(TEXTO MOSTRADO):

○ ○ ○ ○ ○

Finalmente habrá elecciones el 10 de noviembre. Se cumplieron los pronósticos más pesimistas (incluido el mío, que aposté a finales de julio con un amigo: él estaba seguro de que no las habría, yo que sí) aunque también más realistas, pues el partido decisivo ya se había jugado en la primera investidura. Aunque muchos quieran repartir las culpas por igual, para mí hay una persona con nombres y apellidos que carga con una mayor responsabilidad: Pablo Iglesias Turrión. De él, de que hubiera hecho un gesto generoso, dependía evitar que tuviéramos que ir otra vez a las urnas. Pero él prefirió seguir a lo suyo: echar un pulso a Pedro Sánchez, pues como un niño encaprichado con algo («papá, quiero ser ministro», como antes quería ser presidente), si no se salía con la suya (gobierno de coalición), prefería tirar y romper los juguetes.

Es triste comprobar cómo la extrema derecha se revela más fiable para la derecha que la extrema izquierda para la izquierda. Mientras Vox apoyó el gobierno de Partido Popular y Ciudadanos en Andalucía aunque lo dejaran fuera del gobierno (no se permite la entrada de animales), Podemos prefiere abrir la puerta al zoo y que entren las bestias en el gobierno si no pueden estar ellos.

Iglesias pensaba que Sánchez podía cambiar de opinión con tanta facilidad como él. Los modos fueron perentorios, pero quien avisa no es traidor: José Luis Ábalos ya había advertido que la oferta de coalición tenía fecha de caducidad en julio, pero Iglesias seguía empeñado en comerse el yogurt en septiembre, que se le acabó indigestando. Perdió Podemos la oportunidad de tener ministros, algo que nunca consiguió Izquierda Unida, y a Pablo Iglesias se le va poniendo cara de Julio Anguita. Ni siquiera cuando vio que Ciudadanos y PP movían ficha aprovechó para moverse de su postura de «coalición o muerte».

Iglesias y los suyos seguían a lo suyo, haciendo declaraciones infantiles («tú no me quieres», «nunca quisisteis un gobierno de coalición»). ¡Pues claro! Desde el principio el PSOE dijo que su preferencia era gobernar en solitario, como sería la de Podemos si se lo pudiera permitir. Obcecados con la coalición, hubieran podido mirar el ejemplo de Portugal, que hasta hace poco ensalzaban.

○ ○ ○ ○ ○

(TAREAS):
(1) Enumera todas las personas a las que el texto mostrado nombra con nombre y apellido.
(2) En las filas, sustituye "929-6030" por "929-6031" desde la línea que contiene "time-chinese: (1:00 点至" hasta el final de las filas, ambas incluidas. Reproduce únicamente esas líneas y deja todo lo demás sin cambios.

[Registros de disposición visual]

○ ○ ○ ○ ○

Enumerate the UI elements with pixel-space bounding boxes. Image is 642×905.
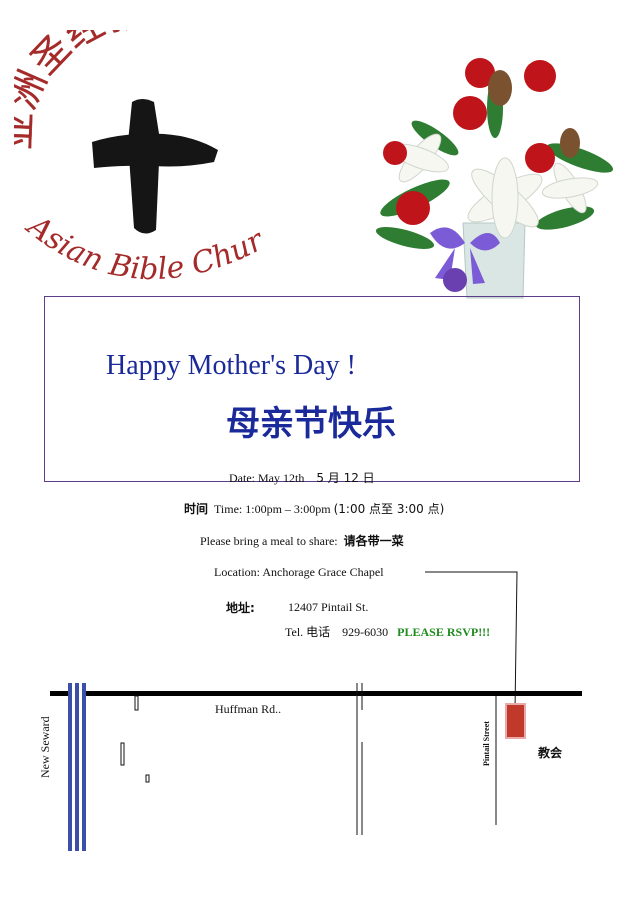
time-chinese: (1:00 点至 3:00 点) bbox=[333, 502, 445, 516]
cross-icon bbox=[92, 99, 218, 234]
date-line: Date: May 12th 5 月 12 日 bbox=[229, 469, 375, 486]
rsvp-text: PLEASE RSVP!!! bbox=[397, 625, 491, 639]
church-marker bbox=[505, 703, 526, 739]
church-label: 教会 bbox=[538, 746, 563, 760]
phone-line: Tel. 电话 929-6030 PLEASE RSVP!!! bbox=[285, 623, 490, 640]
meal-line: Please bring a meal to share: 请各带一菜 bbox=[200, 532, 404, 549]
date-chinese: 5 月 12 日 bbox=[316, 471, 375, 485]
announcement-box bbox=[44, 296, 580, 482]
church-logo: 亚洲圣经教会 Asian Bible Church bbox=[14, 30, 271, 287]
title-english: Happy Mother's Day ! bbox=[106, 350, 356, 381]
location-map bbox=[50, 571, 582, 851]
time-chinese-label: 时间 bbox=[184, 502, 209, 516]
huffman-road-label: Huffman Rd.. bbox=[215, 702, 282, 716]
phone-label: Tel. bbox=[285, 625, 304, 639]
time-line: 时间 Time: 1:00pm – 3:00pm (1:00 点至 3:00 点… bbox=[184, 500, 444, 517]
new-seward-road bbox=[68, 683, 86, 851]
title-chinese: 母亲节快乐 bbox=[226, 404, 396, 444]
phone-number: 929-6030 bbox=[342, 625, 389, 639]
address-street: 12407 Pintail St. bbox=[288, 600, 369, 614]
direction-arrow bbox=[425, 571, 523, 715]
phone-chinese-label: 电话 bbox=[306, 625, 331, 639]
flower-bouquet-image bbox=[375, 58, 614, 299]
address-line: 地址: bbox=[226, 599, 255, 616]
new-seward-label: New Seward bbox=[38, 716, 52, 778]
meal-text: Please bring a meal to share: bbox=[200, 534, 338, 548]
location-line: Location: Anchorage Grace Chapel bbox=[214, 565, 384, 579]
pintail-street-label: Pintail Street bbox=[482, 721, 491, 766]
date-label: Date: May 12th bbox=[229, 471, 305, 485]
meal-chinese: 请各带一菜 bbox=[343, 534, 404, 548]
address-chinese-label: 地址: bbox=[226, 601, 255, 615]
logo-chinese-name: 亚洲圣经教会 bbox=[14, 30, 186, 150]
huffman-road bbox=[50, 691, 582, 696]
time-text: Time: 1:00pm – 3:00pm bbox=[214, 502, 331, 516]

○ ○ ○ ○ ○

(RESPUESTAS POR TAREA):
(1)
- Pablo Iglesias Turrión
- Pedro Sánchez
- José Luis Ábalos
- Julio Anguita

(2)
time-chinese: (1:00 点至 3:00 点) bbox=[333, 502, 445, 516]
cross-icon bbox=[92, 99, 218, 234]
date-line: Date: May 12th 5 月 12 日 bbox=[229, 469, 375, 486]
rsvp-text: PLEASE RSVP!!! bbox=[397, 625, 491, 639]
church-marker bbox=[505, 703, 526, 739]
church-label: 教会 bbox=[538, 746, 563, 760]
phone-line: Tel. 电话 929-6031 PLEASE RSVP!!! bbox=[285, 623, 490, 640]
meal-line: Please bring a meal to share: 请各带一菜 bbox=[200, 532, 404, 549]
date-chinese: 5 月 12 日 bbox=[316, 471, 375, 485]
announcement-box bbox=[44, 296, 580, 482]
church-logo: 亚洲圣经教会 Asian Bible Church bbox=[14, 30, 271, 287]
title-english: Happy Mother's Day ! bbox=[106, 350, 356, 381]
location-map bbox=[50, 571, 582, 851]
time-chinese-label: 时间 bbox=[184, 502, 209, 516]
huffman-road-label: Huffman Rd.. bbox=[215, 702, 282, 716]
phone-label: Tel. bbox=[285, 625, 304, 639]
time-line: 时间 Time: 1:00pm – 3:00pm (1:00 点至 3:00 点… bbox=[184, 500, 444, 517]
new-seward-road bbox=[68, 683, 86, 851]
title-chinese: 母亲节快乐 bbox=[226, 404, 396, 444]
phone-number: 929-6031 bbox=[342, 625, 389, 639]
address-street: 12407 Pintail St. bbox=[288, 600, 369, 614]
direction-arrow bbox=[425, 571, 523, 715]
phone-chinese-label: 电话 bbox=[306, 625, 331, 639]
flower-bouquet-image bbox=[375, 58, 614, 299]
address-line: 地址: bbox=[226, 599, 255, 616]
new-seward-label: New Seward bbox=[38, 716, 52, 778]
meal-text: Please bring a meal to share: bbox=[200, 534, 338, 548]
location-line: Location: Anchorage Grace Chapel bbox=[214, 565, 384, 579]
pintail-street-label: Pintail Street bbox=[482, 721, 491, 766]
date-label: Date: May 12th bbox=[229, 471, 305, 485]
meal-chinese: 请各带一菜 bbox=[343, 534, 404, 548]
address-chinese-label: 地址: bbox=[226, 601, 255, 615]
logo-chinese-name: 亚洲圣经教会 bbox=[14, 30, 186, 150]
huffman-road bbox=[50, 691, 582, 696]
time-text: Time: 1:00pm – 3:00pm bbox=[214, 502, 331, 516]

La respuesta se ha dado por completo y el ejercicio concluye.